- Instructions to follow:
Below are some records. Copy every line in them that holds "Image".

Collection entries:
--- Begin ---

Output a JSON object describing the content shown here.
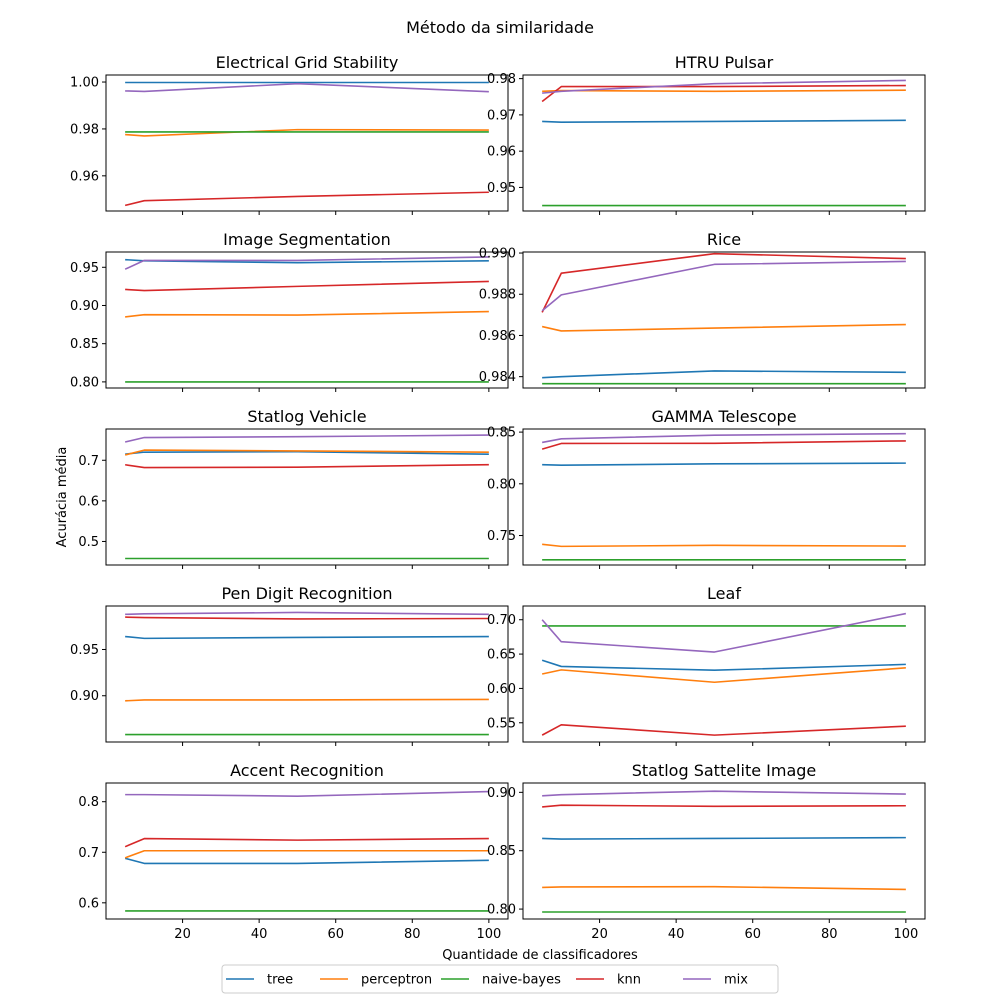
{
  "figure": {
    "title": "Método da similaridade",
    "xlabel": "Quantidade de classificadores",
    "ylabel": "Acurácia média"
  },
  "colors": {
    "tree": "#1f77b4",
    "perceptron": "#ff7f0e",
    "naive-bayes": "#2ca02c",
    "knn": "#d62728",
    "mix": "#9467bd"
  },
  "legend": [
    "tree",
    "perceptron",
    "naive-bayes",
    "knn",
    "mix"
  ],
  "chart_data": [
    {
      "type": "line",
      "title": "Electrical Grid Stability",
      "x": [
        5,
        10,
        50,
        100
      ],
      "xlim": [
        0,
        105
      ],
      "ylim": [
        0.945,
        1.003
      ],
      "yticks": [
        0.96,
        0.98,
        1.0
      ],
      "ytick_labels": [
        "0.96",
        "0.98",
        "1.00"
      ],
      "series": [
        {
          "name": "tree",
          "values": [
            0.9998,
            0.9998,
            0.9998,
            0.9998
          ]
        },
        {
          "name": "perceptron",
          "values": [
            0.9776,
            0.977,
            0.9797,
            0.9795
          ]
        },
        {
          "name": "naive-bayes",
          "values": [
            0.9787,
            0.9787,
            0.9787,
            0.9787
          ]
        },
        {
          "name": "knn",
          "values": [
            0.9474,
            0.9494,
            0.9512,
            0.953
          ]
        },
        {
          "name": "mix",
          "values": [
            0.9962,
            0.996,
            0.9993,
            0.9959
          ]
        }
      ]
    },
    {
      "type": "line",
      "title": "HTRU Pulsar",
      "x": [
        5,
        10,
        50,
        100
      ],
      "xlim": [
        0,
        105
      ],
      "ylim": [
        0.9435,
        0.981
      ],
      "yticks": [
        0.95,
        0.96,
        0.97,
        0.98
      ],
      "ytick_labels": [
        "0.95",
        "0.96",
        "0.97",
        "0.98"
      ],
      "series": [
        {
          "name": "tree",
          "values": [
            0.9682,
            0.968,
            0.9682,
            0.9685
          ]
        },
        {
          "name": "perceptron",
          "values": [
            0.9765,
            0.9767,
            0.9765,
            0.9768
          ]
        },
        {
          "name": "naive-bayes",
          "values": [
            0.945,
            0.945,
            0.945,
            0.945
          ]
        },
        {
          "name": "knn",
          "values": [
            0.9737,
            0.9778,
            0.9778,
            0.9781
          ]
        },
        {
          "name": "mix",
          "values": [
            0.976,
            0.9765,
            0.9786,
            0.9795
          ]
        }
      ]
    },
    {
      "type": "line",
      "title": "Image Segmentation",
      "x": [
        5,
        10,
        50,
        100
      ],
      "xlim": [
        0,
        105
      ],
      "ylim": [
        0.792,
        0.97
      ],
      "yticks": [
        0.8,
        0.85,
        0.9,
        0.95
      ],
      "ytick_labels": [
        "0.80",
        "0.85",
        "0.90",
        "0.95"
      ],
      "series": [
        {
          "name": "tree",
          "values": [
            0.96,
            0.9585,
            0.956,
            0.9585
          ]
        },
        {
          "name": "perceptron",
          "values": [
            0.885,
            0.888,
            0.8875,
            0.892
          ]
        },
        {
          "name": "naive-bayes",
          "values": [
            0.8,
            0.8,
            0.8,
            0.8
          ]
        },
        {
          "name": "knn",
          "values": [
            0.921,
            0.9195,
            0.925,
            0.9315
          ]
        },
        {
          "name": "mix",
          "values": [
            0.9475,
            0.959,
            0.959,
            0.9635
          ]
        }
      ]
    },
    {
      "type": "line",
      "title": "Rice",
      "x": [
        5,
        10,
        50,
        100
      ],
      "xlim": [
        0,
        105
      ],
      "ylim": [
        0.98345,
        0.99005
      ],
      "yticks": [
        0.984,
        0.986,
        0.988,
        0.99
      ],
      "ytick_labels": [
        "0.984",
        "0.986",
        "0.988",
        "0.990"
      ],
      "series": [
        {
          "name": "tree",
          "values": [
            0.98395,
            0.984,
            0.98428,
            0.98421
          ]
        },
        {
          "name": "perceptron",
          "values": [
            0.98643,
            0.98622,
            0.98636,
            0.98653
          ]
        },
        {
          "name": "naive-bayes",
          "values": [
            0.98366,
            0.98366,
            0.98366,
            0.98366
          ]
        },
        {
          "name": "knn",
          "values": [
            0.98712,
            0.98902,
            0.98997,
            0.98973
          ]
        },
        {
          "name": "mix",
          "values": [
            0.9872,
            0.98797,
            0.98945,
            0.98959
          ]
        }
      ]
    },
    {
      "type": "line",
      "title": "Statlog Vehicle",
      "x": [
        5,
        10,
        50,
        100
      ],
      "xlim": [
        0,
        105
      ],
      "ylim": [
        0.442,
        0.777
      ],
      "yticks": [
        0.5,
        0.6,
        0.7
      ],
      "ytick_labels": [
        "0.5",
        "0.6",
        "0.7"
      ],
      "series": [
        {
          "name": "tree",
          "values": [
            0.715,
            0.72,
            0.721,
            0.715
          ]
        },
        {
          "name": "perceptron",
          "values": [
            0.713,
            0.725,
            0.723,
            0.72
          ]
        },
        {
          "name": "naive-bayes",
          "values": [
            0.458,
            0.458,
            0.458,
            0.458
          ]
        },
        {
          "name": "knn",
          "values": [
            0.689,
            0.682,
            0.683,
            0.689
          ]
        },
        {
          "name": "mix",
          "values": [
            0.745,
            0.756,
            0.758,
            0.762
          ]
        }
      ]
    },
    {
      "type": "line",
      "title": "GAMMA Telescope",
      "x": [
        5,
        10,
        50,
        100
      ],
      "xlim": [
        0,
        105
      ],
      "ylim": [
        0.7215,
        0.853
      ],
      "yticks": [
        0.75,
        0.8,
        0.85
      ],
      "ytick_labels": [
        "0.75",
        "0.80",
        "0.85"
      ],
      "series": [
        {
          "name": "tree",
          "values": [
            0.8185,
            0.818,
            0.8193,
            0.82
          ]
        },
        {
          "name": "perceptron",
          "values": [
            0.7415,
            0.7395,
            0.7405,
            0.7398
          ]
        },
        {
          "name": "naive-bayes",
          "values": [
            0.7265,
            0.7265,
            0.7265,
            0.7265
          ]
        },
        {
          "name": "knn",
          "values": [
            0.8335,
            0.839,
            0.8392,
            0.8415
          ]
        },
        {
          "name": "mix",
          "values": [
            0.84,
            0.8435,
            0.847,
            0.8485
          ]
        }
      ]
    },
    {
      "type": "line",
      "title": "Pen Digit Recognition",
      "x": [
        5,
        10,
        50,
        100
      ],
      "xlim": [
        0,
        105
      ],
      "ylim": [
        0.85,
        0.997
      ],
      "yticks": [
        0.9,
        0.95
      ],
      "ytick_labels": [
        "0.90",
        "0.95"
      ],
      "series": [
        {
          "name": "tree",
          "values": [
            0.964,
            0.962,
            0.963,
            0.964
          ]
        },
        {
          "name": "perceptron",
          "values": [
            0.8945,
            0.8955,
            0.8955,
            0.896
          ]
        },
        {
          "name": "naive-bayes",
          "values": [
            0.858,
            0.858,
            0.858,
            0.858
          ]
        },
        {
          "name": "knn",
          "values": [
            0.985,
            0.9845,
            0.983,
            0.9835
          ]
        },
        {
          "name": "mix",
          "values": [
            0.988,
            0.9885,
            0.99,
            0.988
          ]
        }
      ]
    },
    {
      "type": "line",
      "title": "Leaf",
      "x": [
        5,
        10,
        50,
        100
      ],
      "xlim": [
        0,
        105
      ],
      "ylim": [
        0.522,
        0.72
      ],
      "yticks": [
        0.55,
        0.6,
        0.65,
        0.7
      ],
      "ytick_labels": [
        "0.55",
        "0.60",
        "0.65",
        "0.70"
      ],
      "series": [
        {
          "name": "tree",
          "values": [
            0.641,
            0.632,
            0.6265,
            0.635
          ]
        },
        {
          "name": "perceptron",
          "values": [
            0.621,
            0.627,
            0.609,
            0.63
          ]
        },
        {
          "name": "naive-bayes",
          "values": [
            0.691,
            0.691,
            0.691,
            0.691
          ]
        },
        {
          "name": "knn",
          "values": [
            0.532,
            0.547,
            0.532,
            0.545
          ]
        },
        {
          "name": "mix",
          "values": [
            0.7,
            0.668,
            0.653,
            0.709
          ]
        }
      ]
    },
    {
      "type": "line",
      "title": "Accent Recognition",
      "x": [
        5,
        10,
        50,
        100
      ],
      "xlim": [
        0,
        105
      ],
      "ylim": [
        0.568,
        0.837
      ],
      "yticks": [
        0.6,
        0.7,
        0.8
      ],
      "ytick_labels": [
        "0.6",
        "0.7",
        "0.8"
      ],
      "series": [
        {
          "name": "tree",
          "values": [
            0.688,
            0.678,
            0.678,
            0.684
          ]
        },
        {
          "name": "perceptron",
          "values": [
            0.689,
            0.703,
            0.703,
            0.703
          ]
        },
        {
          "name": "naive-bayes",
          "values": [
            0.584,
            0.584,
            0.584,
            0.584
          ]
        },
        {
          "name": "knn",
          "values": [
            0.711,
            0.727,
            0.724,
            0.727
          ]
        },
        {
          "name": "mix",
          "values": [
            0.814,
            0.814,
            0.811,
            0.82
          ]
        }
      ]
    },
    {
      "type": "line",
      "title": "Statlog Sattelite Image",
      "x": [
        5,
        10,
        50,
        100
      ],
      "xlim": [
        0,
        105
      ],
      "ylim": [
        0.7915,
        0.908
      ],
      "yticks": [
        0.8,
        0.85,
        0.9
      ],
      "ytick_labels": [
        "0.80",
        "0.85",
        "0.90"
      ],
      "series": [
        {
          "name": "tree",
          "values": [
            0.8605,
            0.86,
            0.8605,
            0.8612
          ]
        },
        {
          "name": "perceptron",
          "values": [
            0.8185,
            0.819,
            0.8192,
            0.8168
          ]
        },
        {
          "name": "naive-bayes",
          "values": [
            0.7975,
            0.7975,
            0.7975,
            0.7975
          ]
        },
        {
          "name": "knn",
          "values": [
            0.8875,
            0.889,
            0.888,
            0.8885
          ]
        },
        {
          "name": "mix",
          "values": [
            0.897,
            0.898,
            0.901,
            0.8985
          ]
        }
      ]
    }
  ],
  "xticks": [
    20,
    40,
    60,
    80,
    100
  ],
  "xtick_labels": [
    "20",
    "40",
    "60",
    "80",
    "100"
  ]
}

--- End ---

- Reply to the task:
      "title": "Image Segmentation",
      "title": "Statlog Sattelite Image",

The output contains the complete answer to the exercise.